* start *

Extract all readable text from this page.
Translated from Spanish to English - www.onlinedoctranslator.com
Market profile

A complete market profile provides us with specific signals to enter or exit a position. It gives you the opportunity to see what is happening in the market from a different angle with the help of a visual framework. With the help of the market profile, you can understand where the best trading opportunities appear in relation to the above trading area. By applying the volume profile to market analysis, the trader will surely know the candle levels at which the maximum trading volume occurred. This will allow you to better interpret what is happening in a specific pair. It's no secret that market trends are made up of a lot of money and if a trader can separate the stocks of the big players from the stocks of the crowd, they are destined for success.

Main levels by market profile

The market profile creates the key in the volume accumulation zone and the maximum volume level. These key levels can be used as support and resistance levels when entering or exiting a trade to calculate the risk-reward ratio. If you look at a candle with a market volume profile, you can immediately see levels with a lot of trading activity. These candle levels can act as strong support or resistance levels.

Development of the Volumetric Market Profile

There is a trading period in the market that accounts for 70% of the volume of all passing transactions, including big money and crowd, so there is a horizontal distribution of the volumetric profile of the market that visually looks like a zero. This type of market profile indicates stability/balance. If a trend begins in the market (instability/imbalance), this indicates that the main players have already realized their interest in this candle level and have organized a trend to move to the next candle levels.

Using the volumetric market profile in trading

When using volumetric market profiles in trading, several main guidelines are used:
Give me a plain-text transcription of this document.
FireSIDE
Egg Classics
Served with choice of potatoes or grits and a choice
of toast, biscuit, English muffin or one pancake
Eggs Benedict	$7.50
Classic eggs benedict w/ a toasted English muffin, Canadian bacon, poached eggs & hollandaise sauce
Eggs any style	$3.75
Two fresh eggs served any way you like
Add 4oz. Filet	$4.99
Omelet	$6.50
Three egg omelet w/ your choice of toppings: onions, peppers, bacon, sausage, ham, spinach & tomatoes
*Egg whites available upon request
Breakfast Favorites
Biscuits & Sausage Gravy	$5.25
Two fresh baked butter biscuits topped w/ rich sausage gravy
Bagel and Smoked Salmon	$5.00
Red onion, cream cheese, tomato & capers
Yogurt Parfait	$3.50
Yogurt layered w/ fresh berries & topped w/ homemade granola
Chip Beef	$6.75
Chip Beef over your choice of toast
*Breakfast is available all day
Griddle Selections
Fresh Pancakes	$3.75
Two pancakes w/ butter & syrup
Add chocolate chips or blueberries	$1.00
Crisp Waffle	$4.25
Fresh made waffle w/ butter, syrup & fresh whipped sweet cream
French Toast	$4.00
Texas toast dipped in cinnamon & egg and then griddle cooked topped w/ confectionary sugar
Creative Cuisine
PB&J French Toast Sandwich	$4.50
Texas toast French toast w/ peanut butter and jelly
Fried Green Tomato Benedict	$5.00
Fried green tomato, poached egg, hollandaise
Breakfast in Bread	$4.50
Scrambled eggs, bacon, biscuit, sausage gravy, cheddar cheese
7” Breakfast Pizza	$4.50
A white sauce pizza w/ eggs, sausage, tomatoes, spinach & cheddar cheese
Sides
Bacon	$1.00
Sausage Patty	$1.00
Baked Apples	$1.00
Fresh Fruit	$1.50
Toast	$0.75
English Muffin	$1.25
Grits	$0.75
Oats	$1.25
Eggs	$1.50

* end *

- Task objective
Copy the data above in full, character for character.

- Full output
Extract all readable text from this page.
Translated from Spanish to English - www.onlinedoctranslator.com
Market profile

A complete market profile provides us with specific signals to enter or exit a position. It gives you the opportunity to see what is happening in the market from a different angle with the help of a visual framework. With the help of the market profile, you can understand where the best trading opportunities appear in relation to the above trading area. By applying the volume profile to market analysis, the trader will surely know the candle levels at which the maximum trading volume occurred. This will allow you to better interpret what is happening in a specific pair. It's no secret that market trends are made up of a lot of money and if a trader can separate the stocks of the big players from the stocks of the crowd, they are destined for success.

Main levels by market profile

The market profile creates the key in the volume accumulation zone and the maximum volume level. These key levels can be used as support and resistance levels when entering or exiting a trade to calculate the risk-reward ratio. If you look at a candle with a market volume profile, you can immediately see levels with a lot of trading activity. These candle levels can act as strong support or resistance levels.

Development of the Volumetric Market Profile

There is a trading period in the market that accounts for 70% of the volume of all passing transactions, including big money and crowd, so there is a horizontal distribution of the volumetric profile of the market that visually looks like a zero. This type of market profile indicates stability/balance. If a trend begins in the market (instability/imbalance), this indicates that the main players have already realized their interest in this candle level and have organized a trend to move to the next candle levels.

Using the volumetric market profile in trading

When using volumetric market profiles in trading, several main guidelines are used:
Give me a plain-text transcription of this document.
FireSIDE
Egg Classics
Served with choice of potatoes or grits and a choice
of toast, biscuit, English muffin or one pancake
Eggs Benedict	$7.50
Classic eggs benedict w/ a toasted English muffin, Canadian bacon, poached eggs & hollandaise sauce
Eggs any style	$3.75
Two fresh eggs served any way you like
Add 4oz. Filet	$4.99
Omelet	$6.50
Three egg omelet w/ your choice of toppings: onions, peppers, bacon, sausage, ham, spinach & tomatoes
*Egg whites available upon request
Breakfast Favorites
Biscuits & Sausage Gravy	$5.25
Two fresh baked butter biscuits topped w/ rich sausage gravy
Bagel and Smoked Salmon	$5.00
Red onion, cream cheese, tomato & capers
Yogurt Parfait	$3.50
Yogurt layered w/ fresh berries & topped w/ homemade granola
Chip Beef	$6.75
Chip Beef over your choice of toast
*Breakfast is available all day
Griddle Selections
Fresh Pancakes	$3.75
Two pancakes w/ butter & syrup
Add chocolate chips or blueberries	$1.00
Crisp Waffle	$4.25
Fresh made waffle w/ butter, syrup & fresh whipped sweet cream
French Toast	$4.00
Texas toast dipped in cinnamon & egg and then griddle cooked topped w/ confectionary sugar
Creative Cuisine
PB&J French Toast Sandwich	$4.50
Texas toast French toast w/ peanut butter and jelly
Fried Green Tomato Benedict	$5.00
Fried green tomato, poached egg, hollandaise
Breakfast in Bread	$4.50
Scrambled eggs, bacon, biscuit, sausage gravy, cheddar cheese
7” Breakfast Pizza	$4.50
A white sauce pizza w/ eggs, sausage, tomatoes, spinach & cheddar cheese
Sides
Bacon	$1.00
Sausage Patty	$1.00
Baked Apples	$1.00
Fresh Fruit	$1.50
Toast	$0.75
English Muffin	$1.25
Grits	$0.75
Oats	$1.25
Eggs	$1.50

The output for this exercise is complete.